--- Task prompt ---
Would you pull out every line of the material that contains the string "state"?

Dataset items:
= = = = = = =

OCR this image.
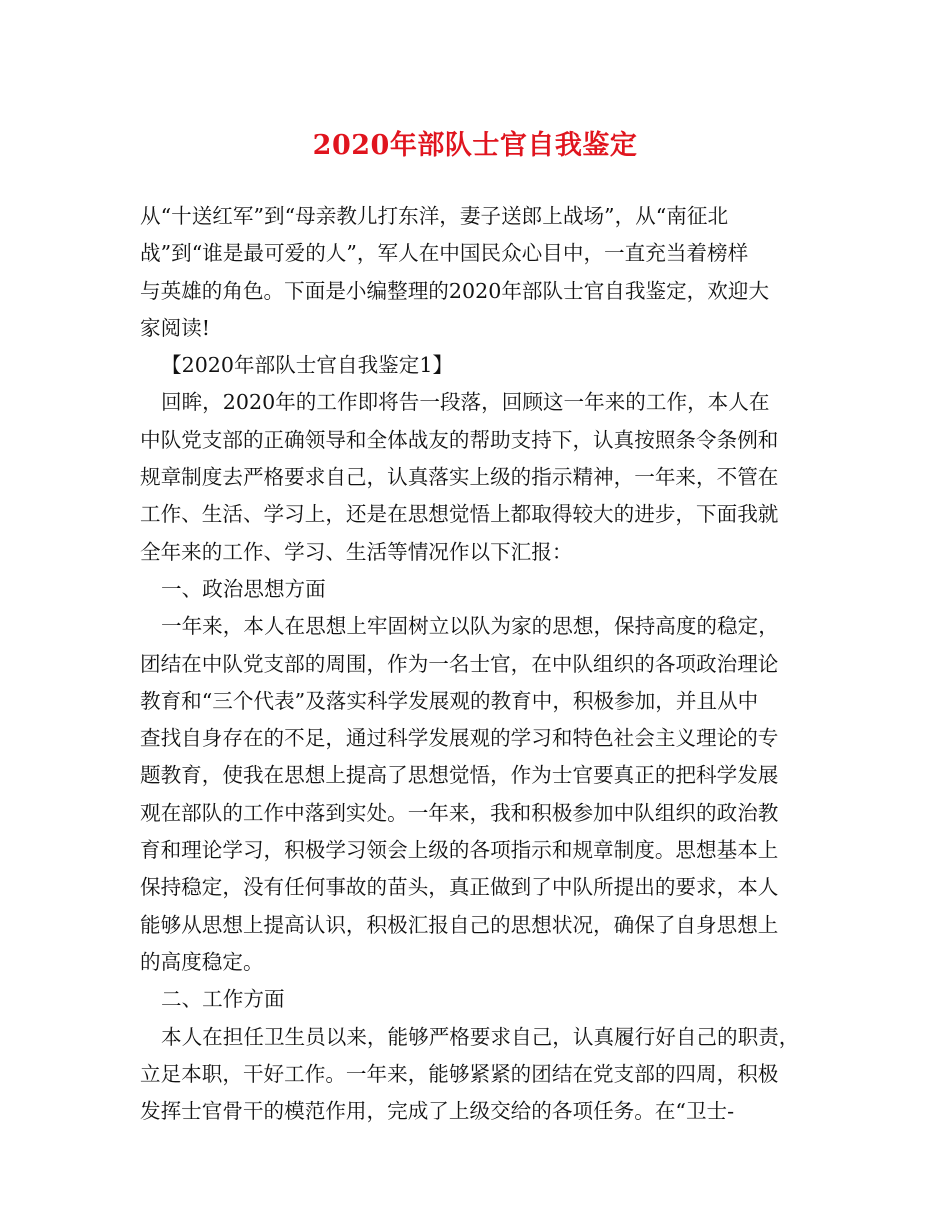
2020年部队士官自我鉴定
从“十送红军”到“母亲教儿打东洋，妻子送郎上战场”，从“南征北
战”到“谁是最可爱的人”，军人在中国民众心目中，一直充当着榜样
与英雄的角色。下面是小编整理的2020年部队士官自我鉴定，欢迎大
家阅读!
【2020年部队士官自我鉴定1】
回眸，2020年的工作即将告一段落，回顾这一年来的工作，本人在
中队党支部的正确领导和全体战友的帮助支持下，认真按照条令条例和
规章制度去严格要求自己，认真落实上级的指示精神，一年来，不管在
工作、生活、学习上，还是在思想觉悟上都取得较大的进步，下面我就
全年来的工作、学习、生活等情况作以下汇报：
一、政治思想方面
一年来，本人在思想上牢固树立以队为家的思想，保持高度的稳定，
团结在中队党支部的周围，作为一名士官，在中队组织的各项政治理论
教育和“三个代表”及落实科学发展观的教育中，积极参加，并且从中
查找自身存在的不足，通过科学发展观的学习和特色社会主义理论的专
题教育，使我在思想上提高了思想觉悟，作为士官要真正的把科学发展
观在部队的工作中落到实处。一年来，我和积极参加中队组织的政治教
育和理论学习，积极学习领会上级的各项指示和规章制度。思想基本上
保持稳定，没有任何事故的苗头，真正做到了中队所提出的要求，本人
能够从思想上提高认识，积极汇报自己的思想状况，确保了自身思想上
的高度稳定。
二、工作方面
本人在担任卫生员以来，能够严格要求自己，认真履行好自己的职责，
立足本职，干好工作。一年来，能够紧紧的团结在党支部的四周，积极
发挥士官骨干的模范作用，完成了上级交给的各项任务。在“卫士-
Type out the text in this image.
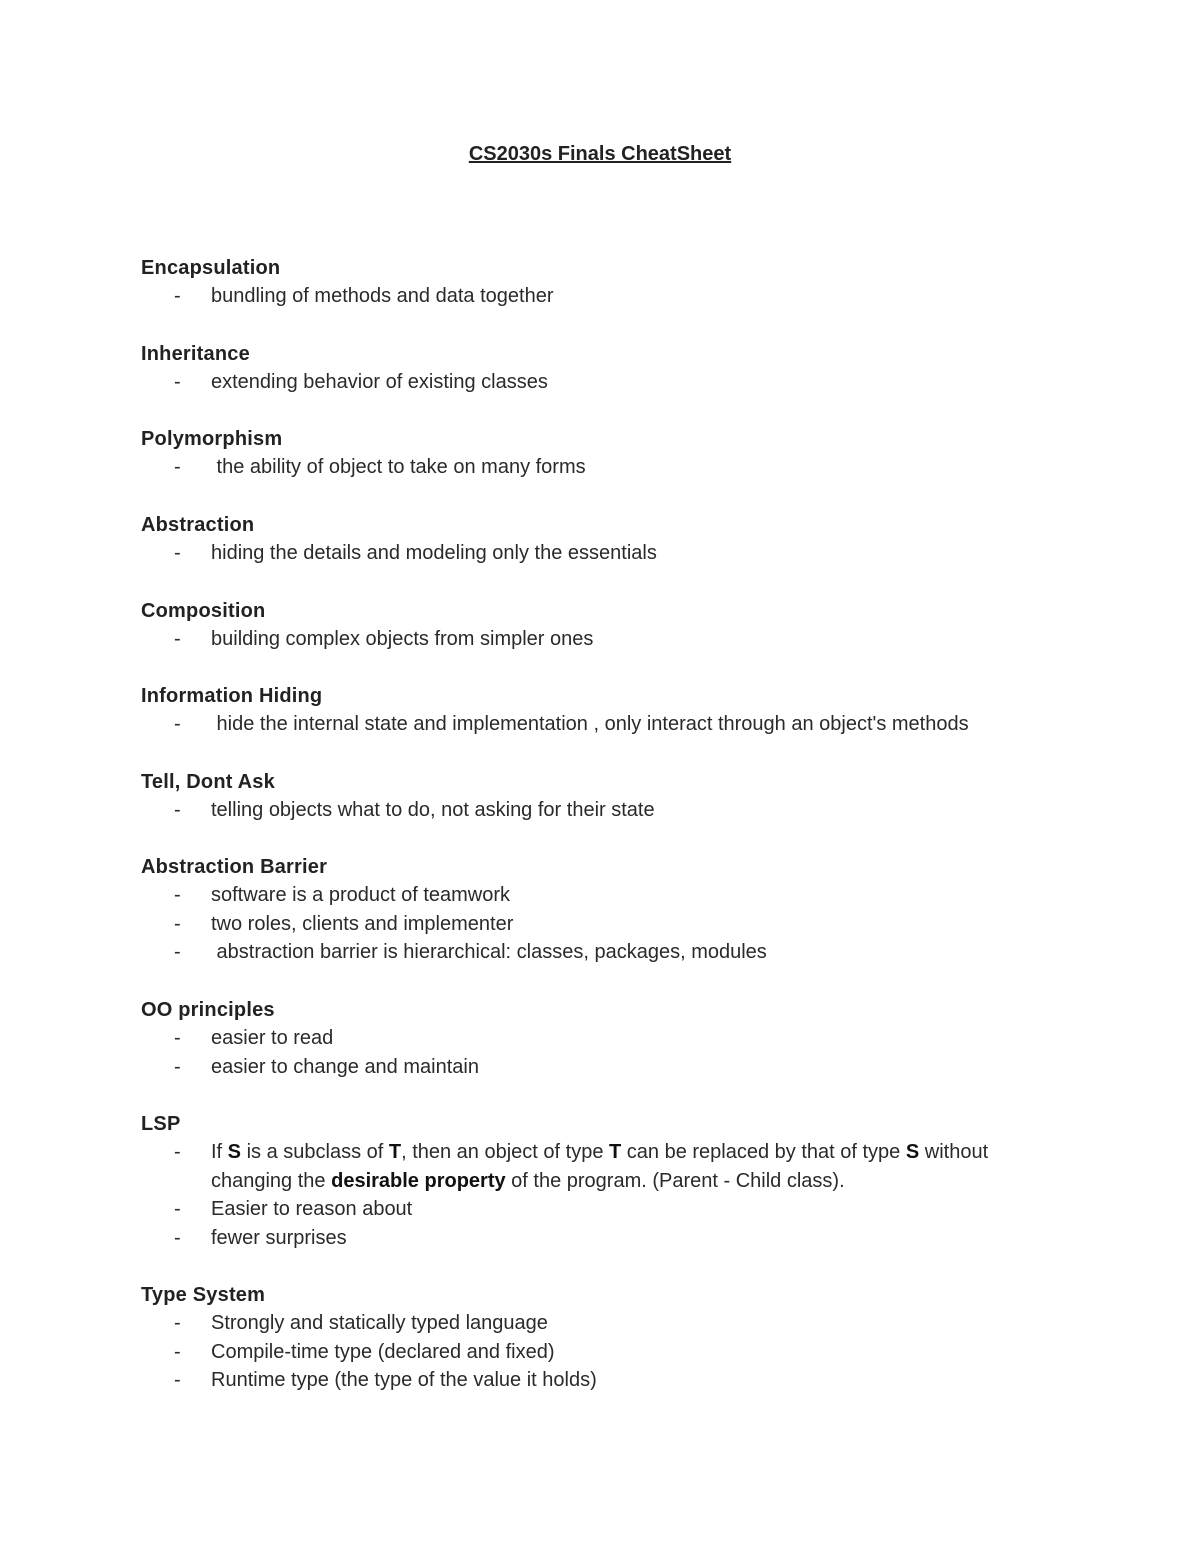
CS2030s Finals CheatSheet
Encapsulation
- bundling of methods and data together
Inheritance
- extending behavior of existing classes
Polymorphism
- the ability of object to take on many forms
Abstraction
- hiding the details and modeling only the essentials
Composition
- building complex objects from simpler ones
Information Hiding
- hide the internal state and implementation , only interact through an object's methods
Tell, Dont Ask
- telling objects what to do, not asking for their state
Abstraction Barrier
- software is a product of teamwork
- two roles, clients and implementer
- abstraction barrier is hierarchical: classes, packages, modules
OO principles
- easier to read
- easier to change and maintain
LSP
- If S is a subclass of T, then an object of type T can be replaced by that of type S without changing the desirable property of the program. (Parent - Child class).
- Easier to reason about
- fewer surprises
Type System
- Strongly and statically typed language
- Compile-time type (declared and fixed)
- Runtime type (the type of the value it holds)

= = = = = = =

--- Written response ---
- hide the internal state and implementation , only interact through an object's methods
- telling objects what to do, not asking for their state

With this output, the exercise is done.